-- begin DATA SUPPLIED --
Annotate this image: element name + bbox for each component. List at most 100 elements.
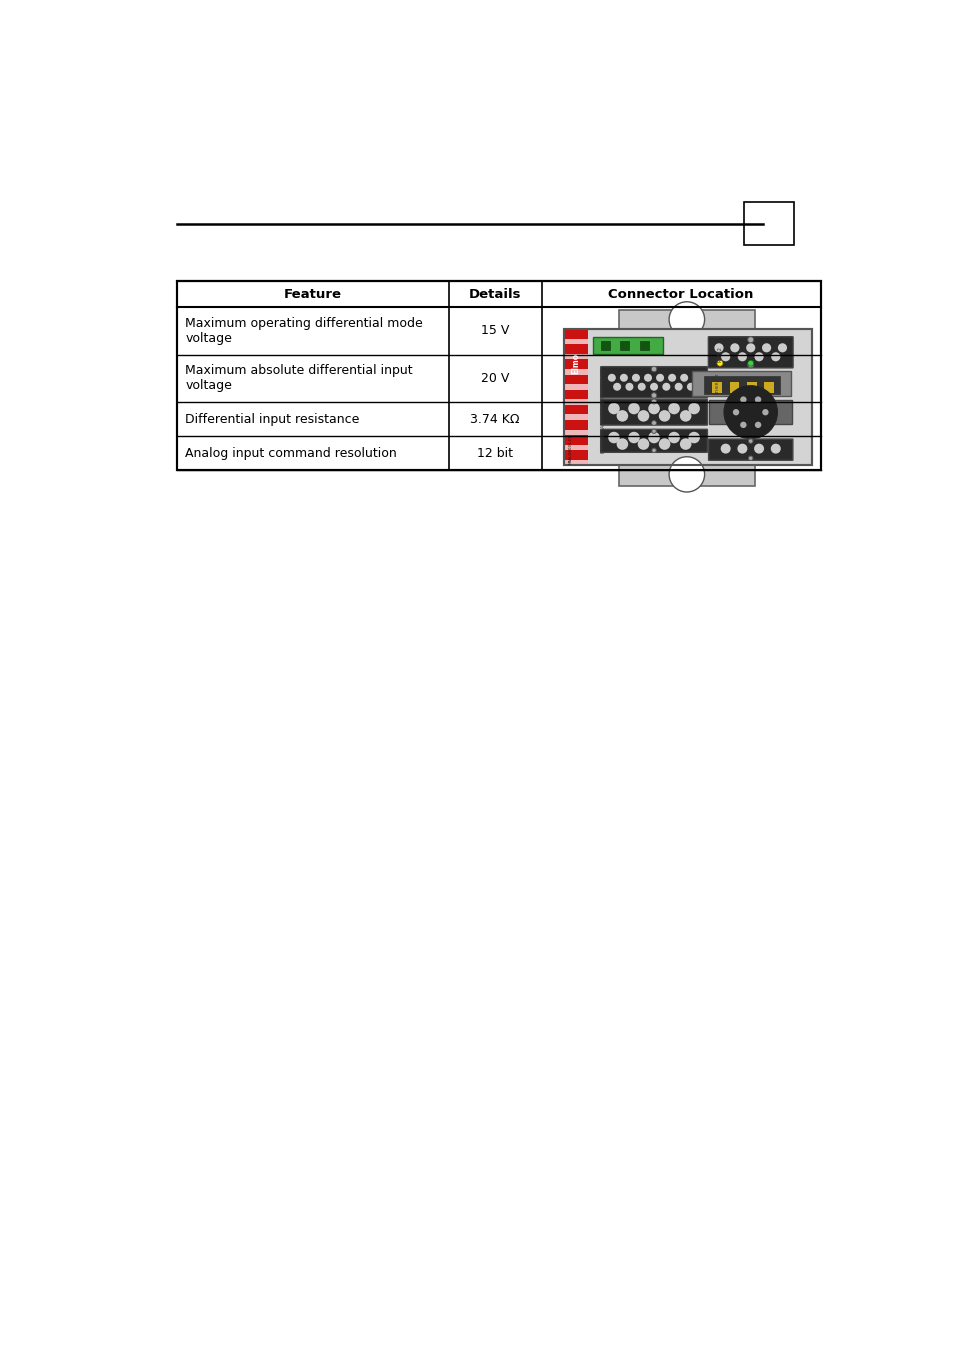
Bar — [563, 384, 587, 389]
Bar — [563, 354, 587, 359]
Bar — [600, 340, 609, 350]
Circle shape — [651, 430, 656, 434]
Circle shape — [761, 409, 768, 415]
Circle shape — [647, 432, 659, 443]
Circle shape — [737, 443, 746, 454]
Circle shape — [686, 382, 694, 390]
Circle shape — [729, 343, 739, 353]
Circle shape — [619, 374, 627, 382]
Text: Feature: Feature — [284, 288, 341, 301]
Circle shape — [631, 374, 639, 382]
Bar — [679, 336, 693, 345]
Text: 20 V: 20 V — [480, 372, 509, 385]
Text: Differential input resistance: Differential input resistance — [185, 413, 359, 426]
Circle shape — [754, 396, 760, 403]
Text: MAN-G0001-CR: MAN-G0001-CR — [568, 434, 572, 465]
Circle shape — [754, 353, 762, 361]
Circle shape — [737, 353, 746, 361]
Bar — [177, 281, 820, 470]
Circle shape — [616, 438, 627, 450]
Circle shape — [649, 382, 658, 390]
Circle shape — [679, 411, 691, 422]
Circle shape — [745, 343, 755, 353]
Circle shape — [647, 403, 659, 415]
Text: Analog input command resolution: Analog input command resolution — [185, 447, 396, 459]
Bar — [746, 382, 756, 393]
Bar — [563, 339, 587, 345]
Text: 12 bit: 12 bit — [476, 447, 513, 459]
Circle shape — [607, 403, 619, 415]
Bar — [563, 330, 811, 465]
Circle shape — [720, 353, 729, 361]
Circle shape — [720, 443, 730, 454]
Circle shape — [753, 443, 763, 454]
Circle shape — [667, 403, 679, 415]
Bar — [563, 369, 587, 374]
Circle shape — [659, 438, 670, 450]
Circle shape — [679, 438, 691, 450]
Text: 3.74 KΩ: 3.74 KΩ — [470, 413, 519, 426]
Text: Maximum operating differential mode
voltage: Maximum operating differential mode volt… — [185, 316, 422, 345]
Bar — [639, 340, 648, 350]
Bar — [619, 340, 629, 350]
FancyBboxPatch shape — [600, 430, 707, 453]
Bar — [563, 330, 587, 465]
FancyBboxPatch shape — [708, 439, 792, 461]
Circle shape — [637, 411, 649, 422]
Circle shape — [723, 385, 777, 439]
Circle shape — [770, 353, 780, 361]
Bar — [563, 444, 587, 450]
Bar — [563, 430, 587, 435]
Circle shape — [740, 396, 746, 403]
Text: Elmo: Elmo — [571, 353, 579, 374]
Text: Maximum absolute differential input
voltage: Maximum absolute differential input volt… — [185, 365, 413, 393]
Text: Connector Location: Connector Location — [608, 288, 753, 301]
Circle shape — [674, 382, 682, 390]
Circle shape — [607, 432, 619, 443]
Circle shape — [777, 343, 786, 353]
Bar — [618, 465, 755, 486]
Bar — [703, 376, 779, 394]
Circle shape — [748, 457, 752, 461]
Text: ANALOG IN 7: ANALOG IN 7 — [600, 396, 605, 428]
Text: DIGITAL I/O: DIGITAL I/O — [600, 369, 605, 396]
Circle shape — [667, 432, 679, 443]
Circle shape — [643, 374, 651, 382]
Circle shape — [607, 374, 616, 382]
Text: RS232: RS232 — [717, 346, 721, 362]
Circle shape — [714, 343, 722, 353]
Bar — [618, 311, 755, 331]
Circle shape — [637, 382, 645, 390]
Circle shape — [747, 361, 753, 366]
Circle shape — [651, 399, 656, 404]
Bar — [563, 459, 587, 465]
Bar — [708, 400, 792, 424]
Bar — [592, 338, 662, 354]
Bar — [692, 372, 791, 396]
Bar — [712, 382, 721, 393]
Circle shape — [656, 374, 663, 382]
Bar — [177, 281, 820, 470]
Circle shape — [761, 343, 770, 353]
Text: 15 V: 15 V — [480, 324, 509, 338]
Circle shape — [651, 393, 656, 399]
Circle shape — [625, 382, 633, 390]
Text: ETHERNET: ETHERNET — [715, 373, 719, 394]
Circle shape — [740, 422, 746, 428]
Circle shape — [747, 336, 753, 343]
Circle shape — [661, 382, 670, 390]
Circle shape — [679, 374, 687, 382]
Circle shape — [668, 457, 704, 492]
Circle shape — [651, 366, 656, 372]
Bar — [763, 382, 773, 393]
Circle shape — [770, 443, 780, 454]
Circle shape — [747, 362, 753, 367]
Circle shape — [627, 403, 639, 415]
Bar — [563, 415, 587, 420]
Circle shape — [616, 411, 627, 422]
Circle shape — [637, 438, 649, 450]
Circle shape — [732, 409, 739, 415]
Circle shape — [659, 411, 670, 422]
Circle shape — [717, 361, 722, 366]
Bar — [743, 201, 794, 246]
-- end DATA SUPPLIED --
-- begin DATA SUPPLIED --
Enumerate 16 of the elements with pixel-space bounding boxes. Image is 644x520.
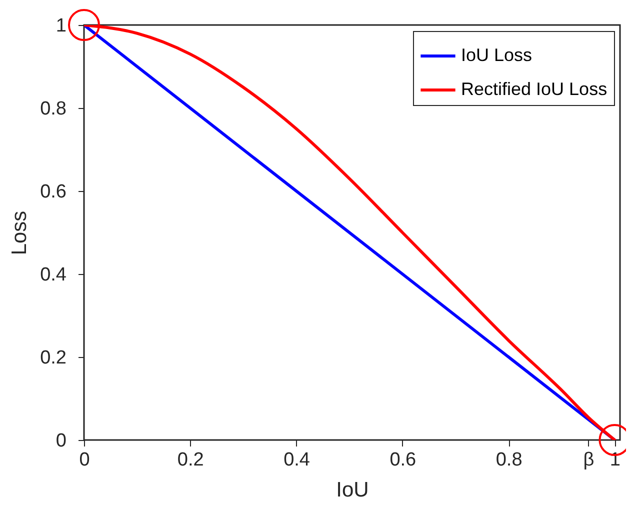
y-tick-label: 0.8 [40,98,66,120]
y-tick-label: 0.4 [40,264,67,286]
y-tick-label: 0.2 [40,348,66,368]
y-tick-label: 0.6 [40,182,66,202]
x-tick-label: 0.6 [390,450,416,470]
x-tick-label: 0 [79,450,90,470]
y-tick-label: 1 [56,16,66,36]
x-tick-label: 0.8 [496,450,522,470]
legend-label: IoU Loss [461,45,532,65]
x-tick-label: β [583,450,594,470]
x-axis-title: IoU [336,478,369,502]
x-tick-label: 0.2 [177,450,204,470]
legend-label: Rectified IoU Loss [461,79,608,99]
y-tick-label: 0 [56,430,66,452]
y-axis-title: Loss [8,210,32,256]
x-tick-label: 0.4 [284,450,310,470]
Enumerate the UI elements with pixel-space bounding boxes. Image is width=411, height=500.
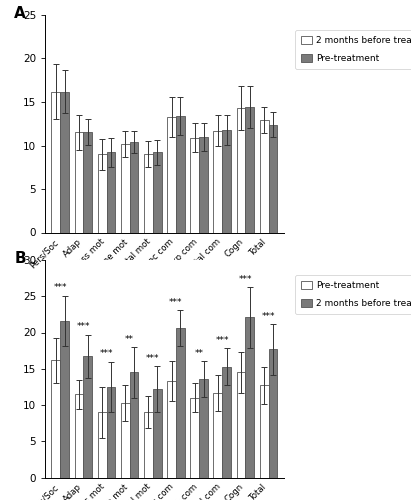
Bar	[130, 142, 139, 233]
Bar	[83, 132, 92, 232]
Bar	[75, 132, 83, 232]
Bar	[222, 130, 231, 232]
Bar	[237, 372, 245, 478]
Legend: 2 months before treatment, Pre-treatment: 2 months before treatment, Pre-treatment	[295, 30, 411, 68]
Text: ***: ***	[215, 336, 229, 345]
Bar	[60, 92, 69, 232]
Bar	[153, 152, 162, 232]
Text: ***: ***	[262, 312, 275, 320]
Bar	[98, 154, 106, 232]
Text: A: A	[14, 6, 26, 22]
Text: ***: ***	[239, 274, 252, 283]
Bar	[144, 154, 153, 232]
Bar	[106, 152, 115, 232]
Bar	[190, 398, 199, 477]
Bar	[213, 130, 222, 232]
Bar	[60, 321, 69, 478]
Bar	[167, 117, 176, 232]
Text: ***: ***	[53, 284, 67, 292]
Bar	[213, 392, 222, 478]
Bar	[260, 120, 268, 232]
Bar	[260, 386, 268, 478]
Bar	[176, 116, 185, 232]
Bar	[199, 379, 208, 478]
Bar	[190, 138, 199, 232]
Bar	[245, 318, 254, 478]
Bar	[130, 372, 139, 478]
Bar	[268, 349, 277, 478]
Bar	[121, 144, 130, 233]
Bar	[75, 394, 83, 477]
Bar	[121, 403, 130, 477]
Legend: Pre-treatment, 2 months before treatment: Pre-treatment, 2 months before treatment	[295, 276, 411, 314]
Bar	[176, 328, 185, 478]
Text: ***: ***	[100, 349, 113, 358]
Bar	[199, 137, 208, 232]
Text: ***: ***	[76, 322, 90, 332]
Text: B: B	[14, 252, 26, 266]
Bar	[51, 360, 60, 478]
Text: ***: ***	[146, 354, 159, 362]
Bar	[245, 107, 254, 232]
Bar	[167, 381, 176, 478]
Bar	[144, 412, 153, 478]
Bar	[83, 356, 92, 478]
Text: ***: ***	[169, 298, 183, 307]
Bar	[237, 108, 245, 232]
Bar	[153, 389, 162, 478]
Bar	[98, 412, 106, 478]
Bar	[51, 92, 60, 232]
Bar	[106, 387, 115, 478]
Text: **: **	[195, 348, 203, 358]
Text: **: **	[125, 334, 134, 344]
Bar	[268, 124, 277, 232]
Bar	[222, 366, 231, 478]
-- end DATA SUPPLIED --
-- begin DATA SUPPLIED --
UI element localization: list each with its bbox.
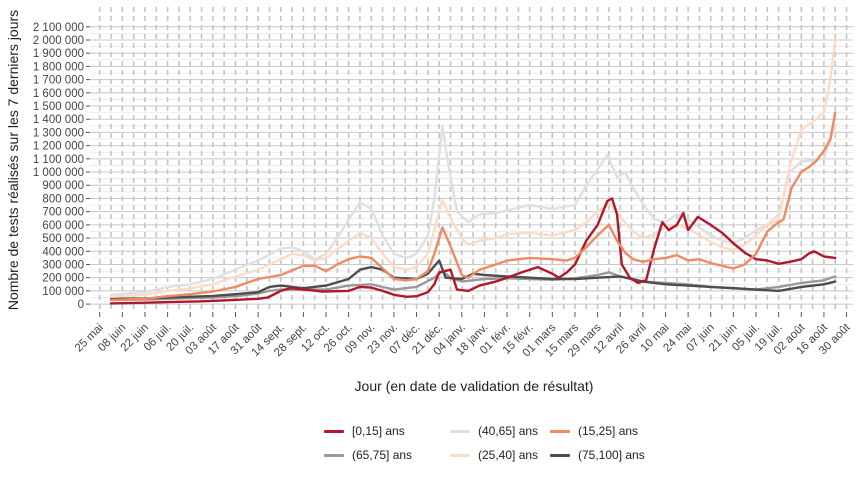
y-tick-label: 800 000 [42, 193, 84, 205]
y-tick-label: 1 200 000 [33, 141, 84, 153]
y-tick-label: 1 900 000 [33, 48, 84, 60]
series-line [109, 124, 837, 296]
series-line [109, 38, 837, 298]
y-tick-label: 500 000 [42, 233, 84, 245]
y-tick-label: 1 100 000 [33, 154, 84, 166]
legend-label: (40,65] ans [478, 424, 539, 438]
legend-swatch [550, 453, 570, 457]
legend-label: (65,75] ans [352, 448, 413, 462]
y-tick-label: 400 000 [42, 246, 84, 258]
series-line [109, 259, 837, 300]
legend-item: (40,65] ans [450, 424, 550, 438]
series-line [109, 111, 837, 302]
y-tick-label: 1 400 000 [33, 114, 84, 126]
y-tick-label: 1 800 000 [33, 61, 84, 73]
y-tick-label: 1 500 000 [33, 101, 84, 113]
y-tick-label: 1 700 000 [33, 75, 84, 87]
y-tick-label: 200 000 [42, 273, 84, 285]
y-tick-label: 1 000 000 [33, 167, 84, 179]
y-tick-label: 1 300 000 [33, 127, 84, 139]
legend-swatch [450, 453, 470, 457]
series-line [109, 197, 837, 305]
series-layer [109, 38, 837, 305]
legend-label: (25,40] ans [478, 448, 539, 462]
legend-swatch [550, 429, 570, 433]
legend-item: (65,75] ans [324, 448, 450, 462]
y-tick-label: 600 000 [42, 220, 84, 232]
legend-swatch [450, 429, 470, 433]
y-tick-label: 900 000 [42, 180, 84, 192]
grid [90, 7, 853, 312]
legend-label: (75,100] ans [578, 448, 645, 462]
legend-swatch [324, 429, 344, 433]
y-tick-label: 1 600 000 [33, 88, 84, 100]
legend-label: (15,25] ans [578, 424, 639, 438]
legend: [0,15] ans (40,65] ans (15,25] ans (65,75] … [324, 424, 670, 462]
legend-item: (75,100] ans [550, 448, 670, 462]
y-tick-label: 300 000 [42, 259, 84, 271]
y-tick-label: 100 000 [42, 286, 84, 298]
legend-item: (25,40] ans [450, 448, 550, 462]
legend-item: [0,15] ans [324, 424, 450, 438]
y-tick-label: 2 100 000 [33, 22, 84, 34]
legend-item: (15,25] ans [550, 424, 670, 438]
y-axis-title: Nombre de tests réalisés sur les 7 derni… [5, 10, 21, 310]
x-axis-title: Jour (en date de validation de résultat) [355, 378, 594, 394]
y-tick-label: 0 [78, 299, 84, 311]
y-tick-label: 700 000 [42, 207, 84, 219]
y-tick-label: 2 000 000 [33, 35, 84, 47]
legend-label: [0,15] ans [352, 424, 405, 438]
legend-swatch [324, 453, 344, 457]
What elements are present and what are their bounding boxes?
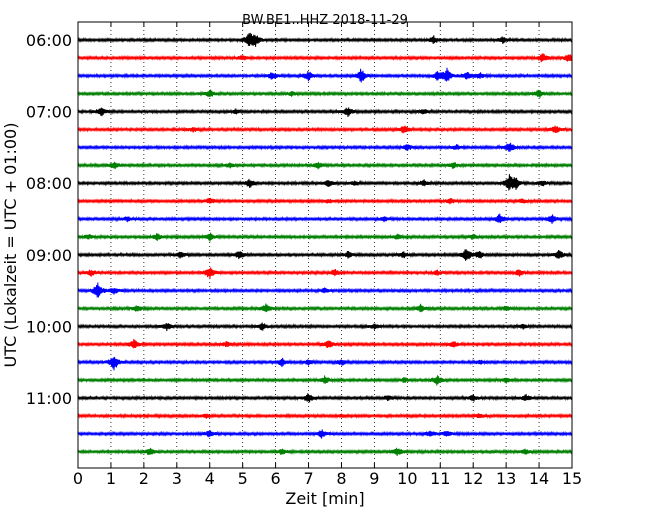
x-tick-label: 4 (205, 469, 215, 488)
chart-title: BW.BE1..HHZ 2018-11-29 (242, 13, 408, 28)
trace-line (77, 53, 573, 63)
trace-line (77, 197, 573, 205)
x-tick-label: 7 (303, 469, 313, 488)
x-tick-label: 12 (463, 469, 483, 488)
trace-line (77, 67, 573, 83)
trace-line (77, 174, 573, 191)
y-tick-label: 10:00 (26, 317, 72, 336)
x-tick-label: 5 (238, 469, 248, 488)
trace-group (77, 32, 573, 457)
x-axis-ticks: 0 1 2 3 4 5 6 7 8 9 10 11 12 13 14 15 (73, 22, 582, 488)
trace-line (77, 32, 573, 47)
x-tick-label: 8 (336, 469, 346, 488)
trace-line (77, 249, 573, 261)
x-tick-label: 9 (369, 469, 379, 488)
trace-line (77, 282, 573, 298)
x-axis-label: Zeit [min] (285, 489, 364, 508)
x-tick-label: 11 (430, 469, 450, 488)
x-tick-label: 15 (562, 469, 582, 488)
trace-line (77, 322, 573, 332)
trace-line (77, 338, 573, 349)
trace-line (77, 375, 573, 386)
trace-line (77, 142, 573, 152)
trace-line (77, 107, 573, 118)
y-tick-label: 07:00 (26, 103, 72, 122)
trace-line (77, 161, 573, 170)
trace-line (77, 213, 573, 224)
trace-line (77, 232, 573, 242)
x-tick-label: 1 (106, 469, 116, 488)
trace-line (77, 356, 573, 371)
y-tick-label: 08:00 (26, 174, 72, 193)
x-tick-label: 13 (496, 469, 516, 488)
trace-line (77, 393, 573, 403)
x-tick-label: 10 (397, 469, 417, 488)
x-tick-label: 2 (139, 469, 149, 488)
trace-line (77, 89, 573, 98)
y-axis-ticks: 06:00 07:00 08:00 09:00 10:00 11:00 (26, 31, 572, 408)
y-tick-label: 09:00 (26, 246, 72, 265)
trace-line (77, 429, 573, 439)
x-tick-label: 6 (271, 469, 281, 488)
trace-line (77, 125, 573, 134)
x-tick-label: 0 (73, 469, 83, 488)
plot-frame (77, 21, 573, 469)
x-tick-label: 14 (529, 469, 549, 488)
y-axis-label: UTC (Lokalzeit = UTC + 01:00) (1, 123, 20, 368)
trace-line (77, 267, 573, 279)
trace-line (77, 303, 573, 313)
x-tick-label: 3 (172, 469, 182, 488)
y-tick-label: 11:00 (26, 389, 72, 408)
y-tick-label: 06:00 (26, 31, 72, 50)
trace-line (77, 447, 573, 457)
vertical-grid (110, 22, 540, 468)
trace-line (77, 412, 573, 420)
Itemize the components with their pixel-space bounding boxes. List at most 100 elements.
-- end DATA SUPPLIED --
Reproduce verbatim the lines above, from the line containing "Bar — [563, 384, 587, 389]" through the line containing "Circle shape — [686, 382, 694, 390]", including both of those lines.

Bar — [563, 384, 587, 389]
Bar — [563, 354, 587, 359]
Bar — [600, 340, 609, 350]
Circle shape — [651, 430, 656, 434]
Circle shape — [761, 409, 768, 415]
Circle shape — [647, 432, 659, 443]
Circle shape — [737, 443, 746, 454]
Circle shape — [686, 382, 694, 390]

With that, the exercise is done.